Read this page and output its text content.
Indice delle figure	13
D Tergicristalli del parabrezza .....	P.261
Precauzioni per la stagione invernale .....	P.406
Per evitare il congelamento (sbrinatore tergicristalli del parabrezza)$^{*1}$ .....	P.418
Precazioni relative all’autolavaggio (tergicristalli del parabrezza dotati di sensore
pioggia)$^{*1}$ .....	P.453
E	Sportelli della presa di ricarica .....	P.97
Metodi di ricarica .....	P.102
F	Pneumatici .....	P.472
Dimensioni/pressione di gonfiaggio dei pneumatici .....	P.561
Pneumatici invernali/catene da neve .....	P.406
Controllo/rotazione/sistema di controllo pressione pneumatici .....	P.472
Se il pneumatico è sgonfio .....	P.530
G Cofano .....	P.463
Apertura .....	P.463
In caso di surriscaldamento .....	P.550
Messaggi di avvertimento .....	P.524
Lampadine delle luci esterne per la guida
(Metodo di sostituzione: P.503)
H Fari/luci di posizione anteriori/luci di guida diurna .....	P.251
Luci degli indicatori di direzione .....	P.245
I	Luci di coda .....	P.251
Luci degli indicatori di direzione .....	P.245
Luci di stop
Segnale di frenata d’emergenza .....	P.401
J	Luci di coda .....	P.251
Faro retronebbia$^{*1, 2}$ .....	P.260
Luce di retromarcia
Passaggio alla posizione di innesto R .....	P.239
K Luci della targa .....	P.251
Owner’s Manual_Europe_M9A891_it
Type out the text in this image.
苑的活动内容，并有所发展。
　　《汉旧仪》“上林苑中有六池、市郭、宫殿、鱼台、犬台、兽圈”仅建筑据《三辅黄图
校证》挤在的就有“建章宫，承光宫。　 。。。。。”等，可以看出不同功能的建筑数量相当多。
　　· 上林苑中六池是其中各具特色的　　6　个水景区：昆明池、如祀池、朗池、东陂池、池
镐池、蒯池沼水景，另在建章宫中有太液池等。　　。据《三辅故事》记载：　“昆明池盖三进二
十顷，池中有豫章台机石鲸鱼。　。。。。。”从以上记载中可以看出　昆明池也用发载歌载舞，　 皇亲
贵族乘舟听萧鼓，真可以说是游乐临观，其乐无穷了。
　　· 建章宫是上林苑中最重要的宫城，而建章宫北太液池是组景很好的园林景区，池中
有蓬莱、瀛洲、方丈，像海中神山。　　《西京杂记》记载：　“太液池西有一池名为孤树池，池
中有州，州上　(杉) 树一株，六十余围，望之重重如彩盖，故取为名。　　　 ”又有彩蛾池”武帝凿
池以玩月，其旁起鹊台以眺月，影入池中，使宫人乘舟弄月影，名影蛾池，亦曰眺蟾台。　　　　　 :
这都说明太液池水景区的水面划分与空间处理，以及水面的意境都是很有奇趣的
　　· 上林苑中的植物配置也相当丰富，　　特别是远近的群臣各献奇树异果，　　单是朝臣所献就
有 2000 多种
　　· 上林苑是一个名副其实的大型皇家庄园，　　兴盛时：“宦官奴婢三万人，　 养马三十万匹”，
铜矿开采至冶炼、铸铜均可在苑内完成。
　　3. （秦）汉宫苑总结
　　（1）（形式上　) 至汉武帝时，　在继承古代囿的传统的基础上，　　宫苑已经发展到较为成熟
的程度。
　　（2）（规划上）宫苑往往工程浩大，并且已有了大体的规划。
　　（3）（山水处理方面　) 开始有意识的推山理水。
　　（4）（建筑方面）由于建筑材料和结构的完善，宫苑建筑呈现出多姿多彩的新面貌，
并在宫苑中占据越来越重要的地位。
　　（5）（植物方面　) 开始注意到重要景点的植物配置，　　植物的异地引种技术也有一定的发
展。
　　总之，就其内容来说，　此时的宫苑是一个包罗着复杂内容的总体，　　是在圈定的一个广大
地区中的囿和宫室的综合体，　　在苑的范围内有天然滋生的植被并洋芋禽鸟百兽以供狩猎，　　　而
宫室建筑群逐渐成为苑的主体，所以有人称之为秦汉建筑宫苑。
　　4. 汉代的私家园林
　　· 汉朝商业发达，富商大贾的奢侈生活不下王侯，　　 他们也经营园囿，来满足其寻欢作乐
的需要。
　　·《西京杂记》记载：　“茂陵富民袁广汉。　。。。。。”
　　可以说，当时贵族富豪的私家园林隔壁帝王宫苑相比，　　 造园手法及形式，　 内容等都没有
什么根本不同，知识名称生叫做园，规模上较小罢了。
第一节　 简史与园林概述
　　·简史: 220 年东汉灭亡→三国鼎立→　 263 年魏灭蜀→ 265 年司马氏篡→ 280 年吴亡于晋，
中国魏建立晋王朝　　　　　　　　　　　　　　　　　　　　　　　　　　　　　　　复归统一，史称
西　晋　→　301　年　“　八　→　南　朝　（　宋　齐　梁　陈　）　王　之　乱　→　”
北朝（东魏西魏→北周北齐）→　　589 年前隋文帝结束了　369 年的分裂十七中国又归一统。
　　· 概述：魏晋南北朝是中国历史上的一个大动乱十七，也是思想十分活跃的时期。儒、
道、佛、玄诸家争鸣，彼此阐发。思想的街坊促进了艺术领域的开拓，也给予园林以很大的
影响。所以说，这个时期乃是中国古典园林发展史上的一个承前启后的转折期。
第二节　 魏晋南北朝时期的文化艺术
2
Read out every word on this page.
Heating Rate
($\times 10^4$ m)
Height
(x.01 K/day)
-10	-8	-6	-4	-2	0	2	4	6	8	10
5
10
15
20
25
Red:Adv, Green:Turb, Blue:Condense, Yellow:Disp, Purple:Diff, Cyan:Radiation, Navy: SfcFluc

____________________

Extract the data exactly as given.

Read this page and output its text content.
Indice delle figure	13
D Tergicristalli del parabrezza .....	P.261
Precauzioni per la stagione invernale .....	P.406
Per evitare il congelamento (sbrinatore tergicristalli del parabrezza)$^{*1}$ .....	P.418
Precazioni relative all’autolavaggio (tergicristalli del parabrezza dotati di sensore
pioggia)$^{*1}$ .....	P.453
E	Sportelli della presa di ricarica .....	P.97
Metodi di ricarica .....	P.102
F	Pneumatici .....	P.472
Dimensioni/pressione di gonfiaggio dei pneumatici .....	P.561
Pneumatici invernali/catene da neve .....	P.406
Controllo/rotazione/sistema di controllo pressione pneumatici .....	P.472
Se il pneumatico è sgonfio .....	P.530
G Cofano .....	P.463
Apertura .....	P.463
In caso di surriscaldamento .....	P.550
Messaggi di avvertimento .....	P.524
Lampadine delle luci esterne per la guida
(Metodo di sostituzione: P.503)
H Fari/luci di posizione anteriori/luci di guida diurna .....	P.251
Luci degli indicatori di direzione .....	P.245
I	Luci di coda .....	P.251
Luci degli indicatori di direzione .....	P.245
Luci di stop
Segnale di frenata d’emergenza .....	P.401
J	Luci di coda .....	P.251
Faro retronebbia$^{*1, 2}$ .....	P.260
Luce di retromarcia
Passaggio alla posizione di innesto R .....	P.239
K Luci della targa .....	P.251
Owner’s Manual_Europe_M9A891_it
Type out the text in this image.
苑的活动内容，并有所发展。
　　《汉旧仪》“上林苑中有六池、市郭、宫殿、鱼台、犬台、兽圈”仅建筑据《三辅黄图
校证》挤在的就有“建章宫，承光宫。　 。。。。。”等，可以看出不同功能的建筑数量相当多。
　　· 上林苑中六池是其中各具特色的　　6　个水景区：昆明池、如祀池、朗池、东陂池、池
镐池、蒯池沼水景，另在建章宫中有太液池等。　　。据《三辅故事》记载：　“昆明池盖三进二
十顷，池中有豫章台机石鲸鱼。　。。。。。”从以上记载中可以看出　昆明池也用发载歌载舞，　 皇亲
贵族乘舟听萧鼓，真可以说是游乐临观，其乐无穷了。
　　· 建章宫是上林苑中最重要的宫城，而建章宫北太液池是组景很好的园林景区，池中
有蓬莱、瀛洲、方丈，像海中神山。　　《西京杂记》记载：　“太液池西有一池名为孤树池，池
中有州，州上　(杉) 树一株，六十余围，望之重重如彩盖，故取为名。　　　 ”又有彩蛾池”武帝凿
池以玩月，其旁起鹊台以眺月，影入池中，使宫人乘舟弄月影，名影蛾池，亦曰眺蟾台。　　　　　 :
这都说明太液池水景区的水面划分与空间处理，以及水面的意境都是很有奇趣的
　　· 上林苑中的植物配置也相当丰富，　　特别是远近的群臣各献奇树异果，　　单是朝臣所献就
有 2000 多种
　　· 上林苑是一个名副其实的大型皇家庄园，　　兴盛时：“宦官奴婢三万人，　 养马三十万匹”，
铜矿开采至冶炼、铸铜均可在苑内完成。
　　3. （秦）汉宫苑总结
　　（1）（形式上　) 至汉武帝时，　在继承古代囿的传统的基础上，　　宫苑已经发展到较为成熟
的程度。
　　（2）（规划上）宫苑往往工程浩大，并且已有了大体的规划。
　　（3）（山水处理方面　) 开始有意识的推山理水。
　　（4）（建筑方面）由于建筑材料和结构的完善，宫苑建筑呈现出多姿多彩的新面貌，
并在宫苑中占据越来越重要的地位。
　　（5）（植物方面　) 开始注意到重要景点的植物配置，　　植物的异地引种技术也有一定的发
展。
　　总之，就其内容来说，　此时的宫苑是一个包罗着复杂内容的总体，　　是在圈定的一个广大
地区中的囿和宫室的综合体，　　在苑的范围内有天然滋生的植被并洋芋禽鸟百兽以供狩猎，　　　而
宫室建筑群逐渐成为苑的主体，所以有人称之为秦汉建筑宫苑。
　　4. 汉代的私家园林
　　· 汉朝商业发达，富商大贾的奢侈生活不下王侯，　　 他们也经营园囿，来满足其寻欢作乐
的需要。
　　·《西京杂记》记载：　“茂陵富民袁广汉。　。。。。。”
　　可以说，当时贵族富豪的私家园林隔壁帝王宫苑相比，　　 造园手法及形式，　 内容等都没有
什么根本不同，知识名称生叫做园，规模上较小罢了。
第一节　 简史与园林概述
　　·简史: 220 年东汉灭亡→三国鼎立→　 263 年魏灭蜀→ 265 年司马氏篡→ 280 年吴亡于晋，
中国魏建立晋王朝　　　　　　　　　　　　　　　　　　　　　　　　　　　　　　　复归统一，史称
西　晋　→　301　年　“　八　→　南　朝　（　宋　齐　梁　陈　）　王　之　乱　→　”
北朝（东魏西魏→北周北齐）→　　589 年前隋文帝结束了　369 年的分裂十七中国又归一统。
　　· 概述：魏晋南北朝是中国历史上的一个大动乱十七，也是思想十分活跃的时期。儒、
道、佛、玄诸家争鸣，彼此阐发。思想的街坊促进了艺术领域的开拓，也给予园林以很大的
影响。所以说，这个时期乃是中国古典园林发展史上的一个承前启后的转折期。
第二节　 魏晋南北朝时期的文化艺术
2
Read out every word on this page.
Heating Rate
($\times 10^4$ m)
Height
(x.01 K/day)
-10	-8	-6	-4	-2	0	2	4	6	8	10
5
10
15
20
25
Red:Adv, Green:Turb, Blue:Condense, Yellow:Disp, Purple:Diff, Cyan:Radiation, Navy: SfcFluc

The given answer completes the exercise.